* begin INFORMATION GIVEN *

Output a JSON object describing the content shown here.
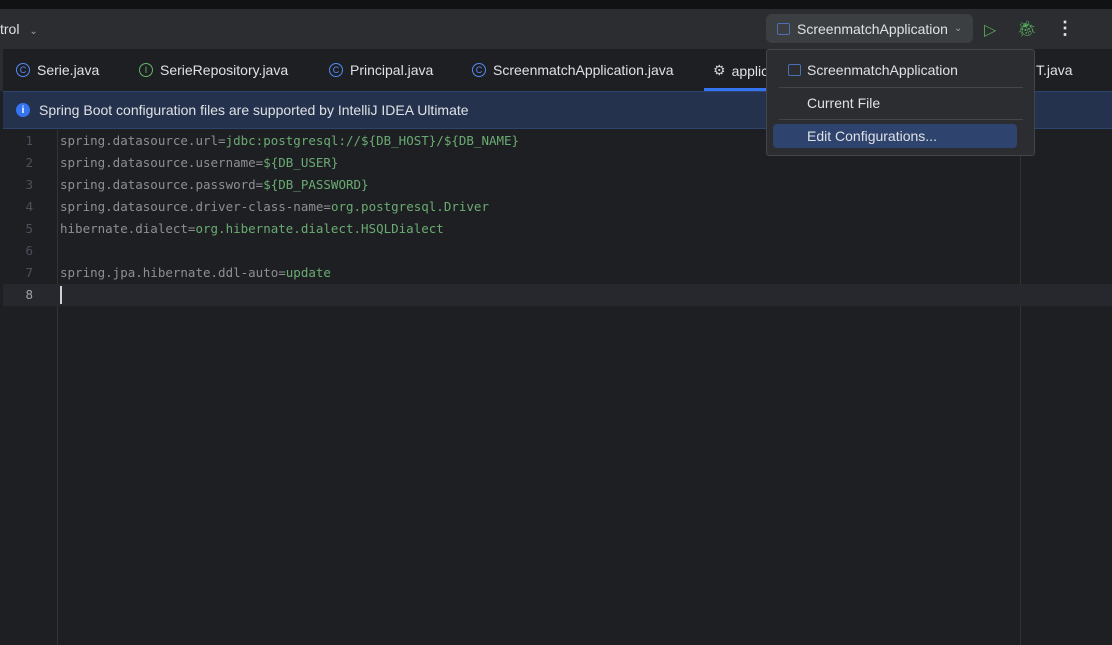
{
  "toolbar": {
    "project_label": "trol",
    "run_config": "ScreenmatchApplication"
  },
  "tabs": [
    {
      "label": "Serie.java",
      "icon": "class-icon",
      "glyph": "C"
    },
    {
      "label": "SerieRepository.java",
      "icon": "interface-icon",
      "glyph": "I"
    },
    {
      "label": "Principal.java",
      "icon": "class-icon",
      "glyph": "C"
    },
    {
      "label": "ScreenmatchApplication.java",
      "icon": "class-icon",
      "glyph": "C"
    },
    {
      "label": "applic",
      "icon": "gear-icon",
      "glyph": "⚙"
    },
    {
      "label": "T.java"
    }
  ],
  "banner": {
    "text": "Spring Boot configuration files are supported by IntelliJ IDEA Ultimate",
    "icon": "i"
  },
  "editor": {
    "lines": [
      {
        "n": "1",
        "k": "spring.datasource.url=",
        "v": "jdbc:postgresql://${DB_HOST}/${DB_NAME}"
      },
      {
        "n": "2",
        "k": "spring.datasource.username=",
        "v": "${DB_USER}"
      },
      {
        "n": "3",
        "k": "spring.datasource.password=",
        "v": "${DB_PASSWORD}"
      },
      {
        "n": "4",
        "k": "spring.datasource.driver-class-name=",
        "v": "org.postgresql.Driver"
      },
      {
        "n": "5",
        "k": "hibernate.dialect=",
        "v": "org.hibernate.dialect.HSQLDialect"
      },
      {
        "n": "6",
        "k": "",
        "v": ""
      },
      {
        "n": "7",
        "k": "spring.jpa.hibernate.ddl-auto=",
        "v": "update"
      },
      {
        "n": "8",
        "k": "",
        "v": ""
      }
    ]
  },
  "popup": {
    "items": [
      "ScreenmatchApplication",
      "Current File",
      "Edit Configurations..."
    ]
  },
  "colors": {
    "accent": "#3574f0",
    "value": "#6aab73",
    "banner": "#25324d"
  }
}
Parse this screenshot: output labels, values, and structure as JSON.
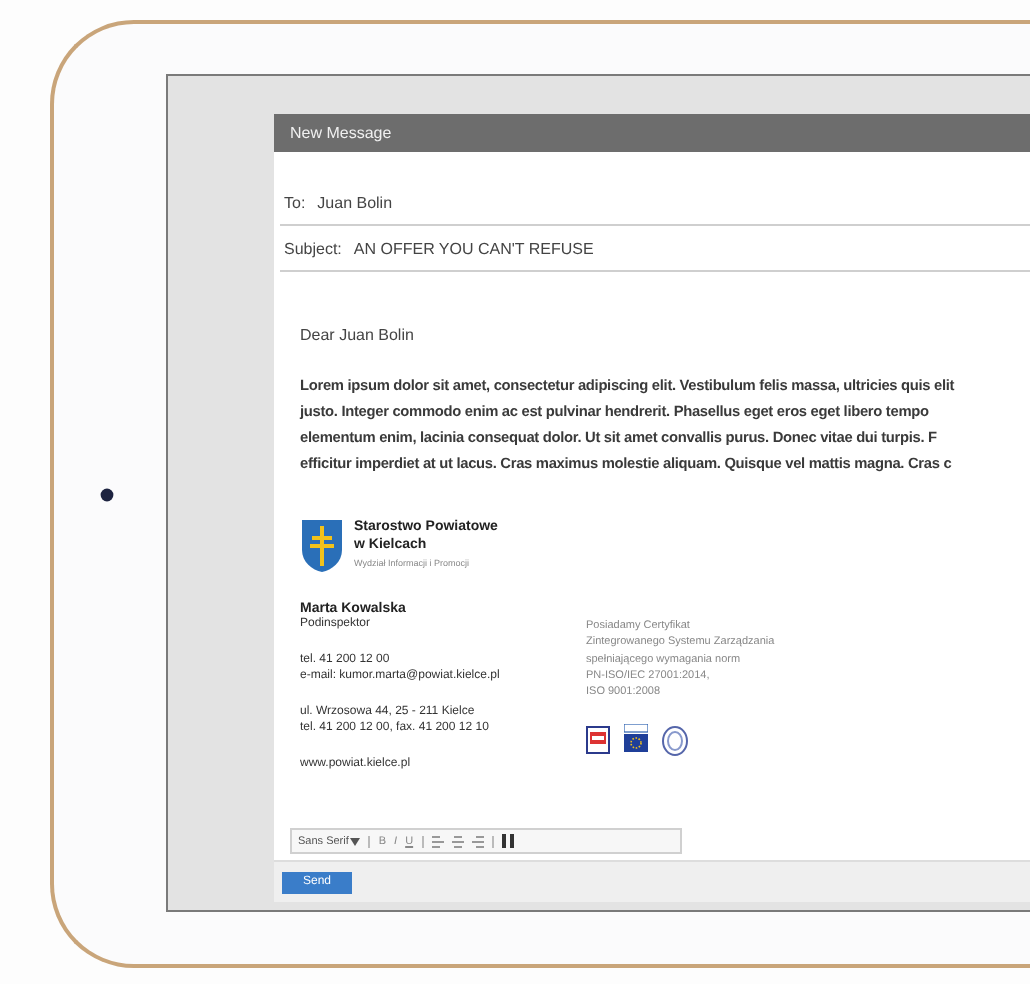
{
  "window": {
    "title": "New Message"
  },
  "to": {
    "label": "To:",
    "value": "Juan Bolin"
  },
  "subject": {
    "label": "Subject:",
    "value": "AN OFFER YOU CAN'T REFUSE"
  },
  "body": {
    "greeting": "Dear Juan Bolin",
    "lines": [
      "Lorem ipsum dolor sit amet, consectetur adipiscing elit. Vestibulum felis massa, ultricies quis elit",
      "justo. Integer commodo enim ac est pulvinar hendrerit. Phasellus eget eros eget libero tempo",
      "elementum enim, lacinia consequat dolor. Ut sit amet convallis purus. Donec vitae dui turpis. F",
      "efficitur imperdiet at ut lacus. Cras maximus molestie aliquam. Quisque vel mattis magna. Cras c"
    ]
  },
  "signature": {
    "organization": [
      "Starostwo Powiatowe",
      "w Kielcach"
    ],
    "department": "Wydział Informacji i Promocji",
    "name": "Marta Kowalska",
    "position": "Podinspektor",
    "contact_groups": [
      [
        "tel. 41 200 12 00",
        "e-mail: kumor.marta@powiat.kielce.pl"
      ],
      [
        "ul. Wrzosowa 44, 25 - 211 Kielce",
        "tel. 41 200 12 00, fax. 41 200 12 10"
      ],
      [
        "www.powiat.kielce.pl"
      ]
    ],
    "certificate_lines": [
      "Posiadamy Certyfikat",
      "Zintegrowanego Systemu Zarządzania",
      "spełniającego wymagania norm",
      "PN-ISO/IEC 27001:2014,",
      "ISO 9001:2008"
    ]
  },
  "toolbar": [
    {
      "kind": "font",
      "label": "Sans Serif"
    },
    {
      "kind": "separator"
    },
    {
      "kind": "bold",
      "label": "B"
    },
    {
      "kind": "italic",
      "label": "I"
    },
    {
      "kind": "underline",
      "label": "U"
    },
    {
      "kind": "separator"
    },
    {
      "kind": "align_left"
    },
    {
      "kind": "align_center"
    },
    {
      "kind": "align_right"
    },
    {
      "kind": "separator"
    },
    {
      "kind": "quote"
    }
  ],
  "buttons": [
    "Send"
  ]
}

* end INFORMATION GIVEN *

■ **WHAT IS EXPECTED**
From the material above, copy everything exactly but the pictures.

■ **TASK OUTPUT**
Output a JSON object describing the content shown here.
{
  "toolbar": {
    "project_label": "trol",
    "run_config": "ScreenmatchApplication"
  },
  "tabs": [
    {
      "label": "Serie.java",
      "icon": "class-icon",
      "glyph": "C"
    },
    {
      "label": "SerieRepository.java",
      "icon": "interface-icon",
      "glyph": "I"
    },
    {
      "label": "Principal.java",
      "icon": "class-icon",
      "glyph": "C"
    },
    {
      "label": "ScreenmatchApplication.java",
      "icon": "class-icon",
      "glyph": "C"
    },
    {
      "label": "applic",
      "icon": "gear-icon",
      "glyph": "⚙"
    },
    {
      "label": "T.java"
    }
  ],
  "banner": {
    "text": "Spring Boot configuration files are supported by IntelliJ IDEA Ultimate",
    "icon": "i"
  },
  "editor": {
    "lines": [
      {
        "n": "1",
        "k": "spring.datasource.url=",
        "v": "jdbc:postgresql://${DB_HOST}/${DB_NAME}"
      },
      {
        "n": "2",
        "k": "spring.datasource.username=",
        "v": "${DB_USER}"
      },
      {
        "n": "3",
        "k": "spring.datasource.password=",
        "v": "${DB_PASSWORD}"
      },
      {
        "n": "4",
        "k": "spring.datasource.driver-class-name=",
        "v": "org.postgresql.Driver"
      },
      {
        "n": "5",
        "k": "hibernate.dialect=",
        "v": "org.hibernate.dialect.HSQLDialect"
      },
      {
        "n": "6",
        "k": "",
        "v": ""
      },
      {
        "n": "7",
        "k": "spring.jpa.hibernate.ddl-auto=",
        "v": "update"
      },
      {
        "n": "8",
        "k": "",
        "v": ""
      }
    ]
  },
  "popup": {
    "items": [
      "ScreenmatchApplication",
      "Current File",
      "Edit Configurations..."
    ]
  },
  "colors": {
    "accent": "#3574f0",
    "value": "#6aab73",
    "banner": "#25324d"
  }
}
Parse this screenshot: output labels, values, and structure as JSON.
{
  "window": {
    "title": "New Message"
  },
  "to": {
    "label": "To:",
    "value": "Juan Bolin"
  },
  "subject": {
    "label": "Subject:",
    "value": "AN OFFER YOU CAN'T REFUSE"
  },
  "body": {
    "greeting": "Dear Juan Bolin",
    "lines": [
      "Lorem ipsum dolor sit amet, consectetur adipiscing elit. Vestibulum felis massa, ultricies quis elit",
      "justo. Integer commodo enim ac est pulvinar hendrerit. Phasellus eget eros eget libero tempo",
      "elementum enim, lacinia consequat dolor. Ut sit amet convallis purus. Donec vitae dui turpis. F",
      "efficitur imperdiet at ut lacus. Cras maximus molestie aliquam. Quisque vel mattis magna. Cras c"
    ]
  },
  "signature": {
    "organization": [
      "Starostwo Powiatowe",
      "w Kielcach"
    ],
    "department": "Wydział Informacji i Promocji",
    "name": "Marta Kowalska",
    "position": "Podinspektor",
    "contact_groups": [
      [
        "tel. 41 200 12 00",
        "e-mail: kumor.marta@powiat.kielce.pl"
      ],
      [
        "ul. Wrzosowa 44, 25 - 211 Kielce",
        "tel. 41 200 12 00, fax. 41 200 12 10"
      ],
      [
        "www.powiat.kielce.pl"
      ]
    ],
    "certificate_lines": [
      "Posiadamy Certyfikat",
      "Zintegrowanego Systemu Zarządzania",
      "spełniającego wymagania norm",
      "PN-ISO/IEC 27001:2014,",
      "ISO 9001:2008"
    ]
  },
  "toolbar": [
    {
      "kind": "font",
      "label": "Sans Serif"
    },
    {
      "kind": "separator"
    },
    {
      "kind": "bold",
      "label": "B"
    },
    {
      "kind": "italic",
      "label": "I"
    },
    {
      "kind": "underline",
      "label": "U"
    },
    {
      "kind": "separator"
    },
    {
      "kind": "align_left"
    },
    {
      "kind": "align_center"
    },
    {
      "kind": "align_right"
    },
    {
      "kind": "separator"
    },
    {
      "kind": "quote"
    }
  ],
  "buttons": [
    "Send"
  ]
}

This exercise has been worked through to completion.